Excerpts from a figure dataset:
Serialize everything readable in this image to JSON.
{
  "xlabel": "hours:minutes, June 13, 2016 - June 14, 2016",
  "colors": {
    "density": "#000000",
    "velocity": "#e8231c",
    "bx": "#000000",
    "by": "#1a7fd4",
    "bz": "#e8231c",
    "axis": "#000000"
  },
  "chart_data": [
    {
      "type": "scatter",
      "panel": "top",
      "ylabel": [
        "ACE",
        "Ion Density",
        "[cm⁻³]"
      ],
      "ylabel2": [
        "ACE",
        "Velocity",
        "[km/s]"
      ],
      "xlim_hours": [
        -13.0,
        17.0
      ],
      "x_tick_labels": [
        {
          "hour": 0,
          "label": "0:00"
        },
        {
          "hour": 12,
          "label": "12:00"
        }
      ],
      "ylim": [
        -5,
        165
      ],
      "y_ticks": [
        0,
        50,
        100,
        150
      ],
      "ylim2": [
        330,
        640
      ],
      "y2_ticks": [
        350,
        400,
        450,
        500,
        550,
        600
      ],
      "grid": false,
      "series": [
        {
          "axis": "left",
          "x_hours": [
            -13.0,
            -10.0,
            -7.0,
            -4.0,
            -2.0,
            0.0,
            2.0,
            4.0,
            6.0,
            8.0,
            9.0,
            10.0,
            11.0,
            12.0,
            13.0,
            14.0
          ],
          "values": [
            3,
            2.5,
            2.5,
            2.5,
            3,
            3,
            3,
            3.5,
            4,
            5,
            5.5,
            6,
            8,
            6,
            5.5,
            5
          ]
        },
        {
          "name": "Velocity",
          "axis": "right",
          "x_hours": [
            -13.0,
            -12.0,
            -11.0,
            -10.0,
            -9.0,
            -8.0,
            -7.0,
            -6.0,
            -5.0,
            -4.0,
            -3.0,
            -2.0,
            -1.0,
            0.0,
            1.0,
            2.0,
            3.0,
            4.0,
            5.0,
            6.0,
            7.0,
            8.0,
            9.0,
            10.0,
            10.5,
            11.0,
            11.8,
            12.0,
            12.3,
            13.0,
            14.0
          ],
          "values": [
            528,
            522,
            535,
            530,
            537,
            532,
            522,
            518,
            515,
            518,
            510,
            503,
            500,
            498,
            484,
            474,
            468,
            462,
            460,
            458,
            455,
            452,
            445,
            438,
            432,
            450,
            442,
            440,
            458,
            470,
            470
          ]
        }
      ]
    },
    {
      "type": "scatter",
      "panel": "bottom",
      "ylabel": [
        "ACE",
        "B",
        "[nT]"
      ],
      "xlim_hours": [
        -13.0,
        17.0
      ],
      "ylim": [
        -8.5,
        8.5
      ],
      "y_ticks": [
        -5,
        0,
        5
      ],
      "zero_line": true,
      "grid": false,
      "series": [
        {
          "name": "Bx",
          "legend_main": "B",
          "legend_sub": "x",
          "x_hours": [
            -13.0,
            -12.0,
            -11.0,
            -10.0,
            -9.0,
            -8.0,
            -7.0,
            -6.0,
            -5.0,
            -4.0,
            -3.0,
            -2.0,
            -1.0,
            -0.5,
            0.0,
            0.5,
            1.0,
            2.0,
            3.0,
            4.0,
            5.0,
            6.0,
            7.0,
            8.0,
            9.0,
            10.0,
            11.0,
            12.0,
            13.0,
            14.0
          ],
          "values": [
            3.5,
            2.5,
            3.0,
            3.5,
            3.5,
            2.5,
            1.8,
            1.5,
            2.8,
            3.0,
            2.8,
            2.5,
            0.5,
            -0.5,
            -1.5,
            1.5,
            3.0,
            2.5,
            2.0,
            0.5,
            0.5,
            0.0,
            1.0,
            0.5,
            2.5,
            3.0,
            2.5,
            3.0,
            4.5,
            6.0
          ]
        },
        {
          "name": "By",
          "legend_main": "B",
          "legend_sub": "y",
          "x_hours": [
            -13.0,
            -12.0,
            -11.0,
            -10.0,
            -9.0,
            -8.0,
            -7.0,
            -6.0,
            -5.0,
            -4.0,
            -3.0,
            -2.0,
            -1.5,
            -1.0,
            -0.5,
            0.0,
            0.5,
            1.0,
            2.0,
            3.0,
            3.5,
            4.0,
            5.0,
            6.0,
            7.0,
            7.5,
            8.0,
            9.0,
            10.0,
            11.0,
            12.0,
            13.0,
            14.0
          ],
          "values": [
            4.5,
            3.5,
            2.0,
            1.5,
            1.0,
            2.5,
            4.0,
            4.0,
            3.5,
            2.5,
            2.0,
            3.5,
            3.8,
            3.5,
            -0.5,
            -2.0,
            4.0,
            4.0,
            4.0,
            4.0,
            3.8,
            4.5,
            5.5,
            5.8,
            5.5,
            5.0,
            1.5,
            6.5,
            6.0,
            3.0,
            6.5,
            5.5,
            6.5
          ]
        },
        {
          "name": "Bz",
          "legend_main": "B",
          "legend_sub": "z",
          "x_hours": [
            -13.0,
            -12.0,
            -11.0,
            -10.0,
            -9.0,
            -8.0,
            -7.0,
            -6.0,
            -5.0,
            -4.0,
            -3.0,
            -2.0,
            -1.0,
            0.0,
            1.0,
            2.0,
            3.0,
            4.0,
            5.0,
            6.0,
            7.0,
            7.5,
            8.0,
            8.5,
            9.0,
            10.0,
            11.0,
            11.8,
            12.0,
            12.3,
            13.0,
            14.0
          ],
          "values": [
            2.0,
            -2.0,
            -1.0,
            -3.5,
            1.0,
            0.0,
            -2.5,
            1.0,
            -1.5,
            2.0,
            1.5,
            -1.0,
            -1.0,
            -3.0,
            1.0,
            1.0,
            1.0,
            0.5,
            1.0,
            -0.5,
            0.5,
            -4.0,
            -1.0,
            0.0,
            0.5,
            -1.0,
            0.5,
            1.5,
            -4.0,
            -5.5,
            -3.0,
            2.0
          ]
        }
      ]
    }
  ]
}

(Task statement): Output the full listing without altering anything.

(Answer below):
Serialize everything readable in this image to JSON.
{
  "xlabel": "hours:minutes, June 13, 2016 - June 14, 2016",
  "colors": {
    "density": "#000000",
    "velocity": "#e8231c",
    "bx": "#000000",
    "by": "#1a7fd4",
    "bz": "#e8231c",
    "axis": "#000000"
  },
  "chart_data": [
    {
      "type": "scatter",
      "panel": "top",
      "ylabel": [
        "ACE",
        "Ion Density",
        "[cm⁻³]"
      ],
      "ylabel2": [
        "ACE",
        "Velocity",
        "[km/s]"
      ],
      "xlim_hours": [
        -13.0,
        17.0
      ],
      "x_tick_labels": [
        {
          "hour": 0,
          "label": "0:00"
        },
        {
          "hour": 12,
          "label": "12:00"
        }
      ],
      "ylim": [
        -5,
        165
      ],
      "y_ticks": [
        0,
        50,
        100,
        150
      ],
      "ylim2": [
        330,
        640
      ],
      "y2_ticks": [
        350,
        400,
        450,
        500,
        550,
        600
      ],
      "grid": false,
      "series": [
        {
          "axis": "left",
          "x_hours": [
            -13.0,
            -10.0,
            -7.0,
            -4.0,
            -2.0,
            0.0,
            2.0,
            4.0,
            6.0,
            8.0,
            9.0,
            10.0,
            11.0,
            12.0,
            13.0,
            14.0
          ],
          "values": [
            3,
            2.5,
            2.5,
            2.5,
            3,
            3,
            3,
            3.5,
            4,
            5,
            5.5,
            6,
            8,
            6,
            5.5,
            5
          ]
        },
        {
          "name": "Velocity",
          "axis": "right",
          "x_hours": [
            -13.0,
            -12.0,
            -11.0,
            -10.0,
            -9.0,
            -8.0,
            -7.0,
            -6.0,
            -5.0,
            -4.0,
            -3.0,
            -2.0,
            -1.0,
            0.0,
            1.0,
            2.0,
            3.0,
            4.0,
            5.0,
            6.0,
            7.0,
            8.0,
            9.0,
            10.0,
            10.5,
            11.0,
            11.8,
            12.0,
            12.3,
            13.0,
            14.0
          ],
          "values": [
            528,
            522,
            535,
            530,
            537,
            532,
            522,
            518,
            515,
            518,
            510,
            503,
            500,
            498,
            484,
            474,
            468,
            462,
            460,
            458,
            455,
            452,
            445,
            438,
            432,
            450,
            442,
            440,
            458,
            470,
            470
          ]
        }
      ]
    },
    {
      "type": "scatter",
      "panel": "bottom",
      "ylabel": [
        "ACE",
        "B",
        "[nT]"
      ],
      "xlim_hours": [
        -13.0,
        17.0
      ],
      "ylim": [
        -8.5,
        8.5
      ],
      "y_ticks": [
        -5,
        0,
        5
      ],
      "zero_line": true,
      "grid": false,
      "series": [
        {
          "name": "Bx",
          "legend_main": "B",
          "legend_sub": "x",
          "x_hours": [
            -13.0,
            -12.0,
            -11.0,
            -10.0,
            -9.0,
            -8.0,
            -7.0,
            -6.0,
            -5.0,
            -4.0,
            -3.0,
            -2.0,
            -1.0,
            -0.5,
            0.0,
            0.5,
            1.0,
            2.0,
            3.0,
            4.0,
            5.0,
            6.0,
            7.0,
            8.0,
            9.0,
            10.0,
            11.0,
            12.0,
            13.0,
            14.0
          ],
          "values": [
            3.5,
            2.5,
            3.0,
            3.5,
            3.5,
            2.5,
            1.8,
            1.5,
            2.8,
            3.0,
            2.8,
            2.5,
            0.5,
            -0.5,
            -1.5,
            1.5,
            3.0,
            2.5,
            2.0,
            0.5,
            0.5,
            0.0,
            1.0,
            0.5,
            2.5,
            3.0,
            2.5,
            3.0,
            4.5,
            6.0
          ]
        },
        {
          "name": "By",
          "legend_main": "B",
          "legend_sub": "y",
          "x_hours": [
            -13.0,
            -12.0,
            -11.0,
            -10.0,
            -9.0,
            -8.0,
            -7.0,
            -6.0,
            -5.0,
            -4.0,
            -3.0,
            -2.0,
            -1.5,
            -1.0,
            -0.5,
            0.0,
            0.5,
            1.0,
            2.0,
            3.0,
            3.5,
            4.0,
            5.0,
            6.0,
            7.0,
            7.5,
            8.0,
            9.0,
            10.0,
            11.0,
            12.0,
            13.0,
            14.0
          ],
          "values": [
            4.5,
            3.5,
            2.0,
            1.5,
            1.0,
            2.5,
            4.0,
            4.0,
            3.5,
            2.5,
            2.0,
            3.5,
            3.8,
            3.5,
            -0.5,
            -2.0,
            4.0,
            4.0,
            4.0,
            4.0,
            3.8,
            4.5,
            5.5,
            5.8,
            5.5,
            5.0,
            1.5,
            6.5,
            6.0,
            3.0,
            6.5,
            5.5,
            6.5
          ]
        },
        {
          "name": "Bz",
          "legend_main": "B",
          "legend_sub": "z",
          "x_hours": [
            -13.0,
            -12.0,
            -11.0,
            -10.0,
            -9.0,
            -8.0,
            -7.0,
            -6.0,
            -5.0,
            -4.0,
            -3.0,
            -2.0,
            -1.0,
            0.0,
            1.0,
            2.0,
            3.0,
            4.0,
            5.0,
            6.0,
            7.0,
            7.5,
            8.0,
            8.5,
            9.0,
            10.0,
            11.0,
            11.8,
            12.0,
            12.3,
            13.0,
            14.0
          ],
          "values": [
            2.0,
            -2.0,
            -1.0,
            -3.5,
            1.0,
            0.0,
            -2.5,
            1.0,
            -1.5,
            2.0,
            1.5,
            -1.0,
            -1.0,
            -3.0,
            1.0,
            1.0,
            1.0,
            0.5,
            1.0,
            -0.5,
            0.5,
            -4.0,
            -1.0,
            0.0,
            0.5,
            -1.0,
            0.5,
            1.5,
            -4.0,
            -5.5,
            -3.0,
            2.0
          ]
        }
      ]
    }
  ]
}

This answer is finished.